#### Stored data
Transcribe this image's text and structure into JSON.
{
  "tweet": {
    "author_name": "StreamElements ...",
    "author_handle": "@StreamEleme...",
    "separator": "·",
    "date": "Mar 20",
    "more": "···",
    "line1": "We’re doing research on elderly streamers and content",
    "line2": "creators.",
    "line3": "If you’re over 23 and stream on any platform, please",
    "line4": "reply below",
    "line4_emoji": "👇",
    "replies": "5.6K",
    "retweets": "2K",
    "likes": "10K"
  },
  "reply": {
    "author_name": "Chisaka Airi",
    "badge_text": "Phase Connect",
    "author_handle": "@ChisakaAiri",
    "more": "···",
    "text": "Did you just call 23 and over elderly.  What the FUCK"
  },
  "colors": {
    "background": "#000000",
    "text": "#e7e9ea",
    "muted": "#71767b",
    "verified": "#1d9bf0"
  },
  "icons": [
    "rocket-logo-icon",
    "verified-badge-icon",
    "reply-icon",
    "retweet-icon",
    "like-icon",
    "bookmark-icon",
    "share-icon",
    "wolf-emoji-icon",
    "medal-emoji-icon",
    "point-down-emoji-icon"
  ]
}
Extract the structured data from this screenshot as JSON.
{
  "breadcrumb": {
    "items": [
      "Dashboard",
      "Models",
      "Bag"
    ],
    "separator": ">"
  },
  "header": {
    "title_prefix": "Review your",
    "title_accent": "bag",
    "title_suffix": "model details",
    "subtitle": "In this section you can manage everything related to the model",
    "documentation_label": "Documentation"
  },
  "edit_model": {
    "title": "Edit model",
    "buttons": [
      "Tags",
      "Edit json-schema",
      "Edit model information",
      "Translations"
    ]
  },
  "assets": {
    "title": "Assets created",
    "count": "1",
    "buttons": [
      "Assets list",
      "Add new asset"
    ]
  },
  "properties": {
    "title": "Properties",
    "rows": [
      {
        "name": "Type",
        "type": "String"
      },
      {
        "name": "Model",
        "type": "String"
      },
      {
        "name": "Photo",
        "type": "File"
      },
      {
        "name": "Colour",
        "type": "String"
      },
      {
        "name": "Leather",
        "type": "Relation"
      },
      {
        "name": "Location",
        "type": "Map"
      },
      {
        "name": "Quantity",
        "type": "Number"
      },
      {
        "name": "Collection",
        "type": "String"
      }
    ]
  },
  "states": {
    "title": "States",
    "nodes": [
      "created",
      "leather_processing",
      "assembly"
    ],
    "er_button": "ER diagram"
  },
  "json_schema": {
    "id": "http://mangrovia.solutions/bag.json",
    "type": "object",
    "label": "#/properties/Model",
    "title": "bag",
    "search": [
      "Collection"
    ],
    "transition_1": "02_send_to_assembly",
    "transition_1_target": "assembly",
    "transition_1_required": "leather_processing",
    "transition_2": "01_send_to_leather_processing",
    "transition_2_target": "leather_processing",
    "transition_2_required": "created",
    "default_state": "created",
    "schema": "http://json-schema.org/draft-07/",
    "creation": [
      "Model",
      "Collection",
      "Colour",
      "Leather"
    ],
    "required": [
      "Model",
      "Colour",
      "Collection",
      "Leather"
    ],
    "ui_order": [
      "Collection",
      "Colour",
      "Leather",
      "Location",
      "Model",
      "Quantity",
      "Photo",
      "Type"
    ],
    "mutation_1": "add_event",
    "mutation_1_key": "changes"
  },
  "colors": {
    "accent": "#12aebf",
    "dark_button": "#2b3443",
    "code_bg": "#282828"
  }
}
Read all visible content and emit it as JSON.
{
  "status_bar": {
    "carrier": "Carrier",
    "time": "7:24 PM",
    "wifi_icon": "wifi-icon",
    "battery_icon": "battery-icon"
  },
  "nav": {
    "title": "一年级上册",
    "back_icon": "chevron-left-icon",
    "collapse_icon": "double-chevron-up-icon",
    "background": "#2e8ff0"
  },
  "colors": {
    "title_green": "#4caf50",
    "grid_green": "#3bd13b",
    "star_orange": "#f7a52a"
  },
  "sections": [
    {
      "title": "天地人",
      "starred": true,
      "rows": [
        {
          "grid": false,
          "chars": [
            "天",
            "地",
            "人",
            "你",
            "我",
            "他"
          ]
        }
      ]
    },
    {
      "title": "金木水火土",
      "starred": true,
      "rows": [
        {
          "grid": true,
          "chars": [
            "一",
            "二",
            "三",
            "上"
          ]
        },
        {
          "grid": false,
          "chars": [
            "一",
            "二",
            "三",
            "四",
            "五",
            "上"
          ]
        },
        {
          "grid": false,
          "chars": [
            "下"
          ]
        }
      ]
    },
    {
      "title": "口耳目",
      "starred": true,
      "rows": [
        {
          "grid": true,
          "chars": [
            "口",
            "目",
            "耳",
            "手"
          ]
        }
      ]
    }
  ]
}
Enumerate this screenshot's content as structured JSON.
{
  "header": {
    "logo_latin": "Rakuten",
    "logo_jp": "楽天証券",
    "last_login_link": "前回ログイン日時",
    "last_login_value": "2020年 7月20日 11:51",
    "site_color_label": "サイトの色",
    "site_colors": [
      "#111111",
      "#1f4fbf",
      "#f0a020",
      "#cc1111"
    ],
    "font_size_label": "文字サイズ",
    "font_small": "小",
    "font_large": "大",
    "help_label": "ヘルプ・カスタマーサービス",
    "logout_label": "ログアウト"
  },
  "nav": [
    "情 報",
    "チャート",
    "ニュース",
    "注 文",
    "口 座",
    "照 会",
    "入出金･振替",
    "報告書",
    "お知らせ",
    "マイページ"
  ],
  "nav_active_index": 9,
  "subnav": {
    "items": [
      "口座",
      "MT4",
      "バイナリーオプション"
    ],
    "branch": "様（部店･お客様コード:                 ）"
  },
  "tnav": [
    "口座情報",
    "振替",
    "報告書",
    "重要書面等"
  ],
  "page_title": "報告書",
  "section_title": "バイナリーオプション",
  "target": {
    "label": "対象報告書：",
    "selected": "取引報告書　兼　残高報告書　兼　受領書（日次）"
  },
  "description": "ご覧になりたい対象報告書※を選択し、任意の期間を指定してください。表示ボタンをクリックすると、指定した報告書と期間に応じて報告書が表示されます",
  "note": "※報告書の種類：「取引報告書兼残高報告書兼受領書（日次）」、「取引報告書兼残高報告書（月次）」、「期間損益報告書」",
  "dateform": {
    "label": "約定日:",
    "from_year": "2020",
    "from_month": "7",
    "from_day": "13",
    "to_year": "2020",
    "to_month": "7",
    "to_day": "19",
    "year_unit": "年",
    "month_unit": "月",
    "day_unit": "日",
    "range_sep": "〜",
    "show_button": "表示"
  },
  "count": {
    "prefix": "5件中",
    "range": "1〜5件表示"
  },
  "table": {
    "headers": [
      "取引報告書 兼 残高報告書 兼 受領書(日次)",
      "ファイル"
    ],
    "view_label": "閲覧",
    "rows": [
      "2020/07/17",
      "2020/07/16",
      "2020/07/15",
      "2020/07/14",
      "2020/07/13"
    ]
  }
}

#### Goal
Write out the full listing exactly as given.

#### Expected answer
Transcribe this image's text and structure into JSON.
{
  "tweet": {
    "author_name": "StreamElements ...",
    "author_handle": "@StreamEleme...",
    "separator": "·",
    "date": "Mar 20",
    "more": "···",
    "line1": "We’re doing research on elderly streamers and content",
    "line2": "creators.",
    "line3": "If you’re over 23 and stream on any platform, please",
    "line4": "reply below",
    "line4_emoji": "👇",
    "replies": "5.6K",
    "retweets": "2K",
    "likes": "10K"
  },
  "reply": {
    "author_name": "Chisaka Airi",
    "badge_text": "Phase Connect",
    "author_handle": "@ChisakaAiri",
    "more": "···",
    "text": "Did you just call 23 and over elderly.  What the FUCK"
  },
  "colors": {
    "background": "#000000",
    "text": "#e7e9ea",
    "muted": "#71767b",
    "verified": "#1d9bf0"
  },
  "icons": [
    "rocket-logo-icon",
    "verified-badge-icon",
    "reply-icon",
    "retweet-icon",
    "like-icon",
    "bookmark-icon",
    "share-icon",
    "wolf-emoji-icon",
    "medal-emoji-icon",
    "point-down-emoji-icon"
  ]
}
Extract the structured data from this screenshot as JSON.
{
  "breadcrumb": {
    "items": [
      "Dashboard",
      "Models",
      "Bag"
    ],
    "separator": ">"
  },
  "header": {
    "title_prefix": "Review your",
    "title_accent": "bag",
    "title_suffix": "model details",
    "subtitle": "In this section you can manage everything related to the model",
    "documentation_label": "Documentation"
  },
  "edit_model": {
    "title": "Edit model",
    "buttons": [
      "Tags",
      "Edit json-schema",
      "Edit model information",
      "Translations"
    ]
  },
  "assets": {
    "title": "Assets created",
    "count": "1",
    "buttons": [
      "Assets list",
      "Add new asset"
    ]
  },
  "properties": {
    "title": "Properties",
    "rows": [
      {
        "name": "Type",
        "type": "String"
      },
      {
        "name": "Model",
        "type": "String"
      },
      {
        "name": "Photo",
        "type": "File"
      },
      {
        "name": "Colour",
        "type": "String"
      },
      {
        "name": "Leather",
        "type": "Relation"
      },
      {
        "name": "Location",
        "type": "Map"
      },
      {
        "name": "Quantity",
        "type": "Number"
      },
      {
        "name": "Collection",
        "type": "String"
      }
    ]
  },
  "states": {
    "title": "States",
    "nodes": [
      "created",
      "leather_processing",
      "assembly"
    ],
    "er_button": "ER diagram"
  },
  "json_schema": {
    "id": "http://mangrovia.solutions/bag.json",
    "type": "object",
    "label": "#/properties/Model",
    "title": "bag",
    "search": [
      "Collection"
    ],
    "transition_1": "02_send_to_assembly",
    "transition_1_target": "assembly",
    "transition_1_required": "leather_processing",
    "transition_2": "01_send_to_leather_processing",
    "transition_2_target": "leather_processing",
    "transition_2_required": "created",
    "default_state": "created",
    "schema": "http://json-schema.org/draft-07/",
    "creation": [
      "Model",
      "Collection",
      "Colour",
      "Leather"
    ],
    "required": [
      "Model",
      "Colour",
      "Collection",
      "Leather"
    ],
    "ui_order": [
      "Collection",
      "Colour",
      "Leather",
      "Location",
      "Model",
      "Quantity",
      "Photo",
      "Type"
    ],
    "mutation_1": "add_event",
    "mutation_1_key": "changes"
  },
  "colors": {
    "accent": "#12aebf",
    "dark_button": "#2b3443",
    "code_bg": "#282828"
  }
}
Read all visible content and emit it as JSON.
{
  "status_bar": {
    "carrier": "Carrier",
    "time": "7:24 PM",
    "wifi_icon": "wifi-icon",
    "battery_icon": "battery-icon"
  },
  "nav": {
    "title": "一年级上册",
    "back_icon": "chevron-left-icon",
    "collapse_icon": "double-chevron-up-icon",
    "background": "#2e8ff0"
  },
  "colors": {
    "title_green": "#4caf50",
    "grid_green": "#3bd13b",
    "star_orange": "#f7a52a"
  },
  "sections": [
    {
      "title": "天地人",
      "starred": true,
      "rows": [
        {
          "grid": false,
          "chars": [
            "天",
            "地",
            "人",
            "你",
            "我",
            "他"
          ]
        }
      ]
    },
    {
      "title": "金木水火土",
      "starred": true,
      "rows": [
        {
          "grid": true,
          "chars": [
            "一",
            "二",
            "三",
            "上"
          ]
        },
        {
          "grid": false,
          "chars": [
            "一",
            "二",
            "三",
            "四",
            "五",
            "上"
          ]
        },
        {
          "grid": false,
          "chars": [
            "下"
          ]
        }
      ]
    },
    {
      "title": "口耳目",
      "starred": true,
      "rows": [
        {
          "grid": true,
          "chars": [
            "口",
            "目",
            "耳",
            "手"
          ]
        }
      ]
    }
  ]
}
Enumerate this screenshot's content as structured JSON.
{
  "header": {
    "logo_latin": "Rakuten",
    "logo_jp": "楽天証券",
    "last_login_link": "前回ログイン日時",
    "last_login_value": "2020年 7月20日 11:51",
    "site_color_label": "サイトの色",
    "site_colors": [
      "#111111",
      "#1f4fbf",
      "#f0a020",
      "#cc1111"
    ],
    "font_size_label": "文字サイズ",
    "font_small": "小",
    "font_large": "大",
    "help_label": "ヘルプ・カスタマーサービス",
    "logout_label": "ログアウト"
  },
  "nav": [
    "情 報",
    "チャート",
    "ニュース",
    "注 文",
    "口 座",
    "照 会",
    "入出金･振替",
    "報告書",
    "お知らせ",
    "マイページ"
  ],
  "nav_active_index": 9,
  "subnav": {
    "items": [
      "口座",
      "MT4",
      "バイナリーオプション"
    ],
    "branch": "様（部店･お客様コード:                 ）"
  },
  "tnav": [
    "口座情報",
    "振替",
    "報告書",
    "重要書面等"
  ],
  "page_title": "報告書",
  "section_title": "バイナリーオプション",
  "target": {
    "label": "対象報告書：",
    "selected": "取引報告書　兼　残高報告書　兼　受領書（日次）"
  },
  "description": "ご覧になりたい対象報告書※を選択し、任意の期間を指定してください。表示ボタンをクリックすると、指定した報告書と期間に応じて報告書が表示されます",
  "note": "※報告書の種類：「取引報告書兼残高報告書兼受領書（日次）」、「取引報告書兼残高報告書（月次）」、「期間損益報告書」",
  "dateform": {
    "label": "約定日:",
    "from_year": "2020",
    "from_month": "7",
    "from_day": "13",
    "to_year": "2020",
    "to_month": "7",
    "to_day": "19",
    "year_unit": "年",
    "month_unit": "月",
    "day_unit": "日",
    "range_sep": "〜",
    "show_button": "表示"
  },
  "count": {
    "prefix": "5件中",
    "range": "1〜5件表示"
  },
  "table": {
    "headers": [
      "取引報告書 兼 残高報告書 兼 受領書(日次)",
      "ファイル"
    ],
    "view_label": "閲覧",
    "rows": [
      "2020/07/17",
      "2020/07/16",
      "2020/07/15",
      "2020/07/14",
      "2020/07/13"
    ]
  }
}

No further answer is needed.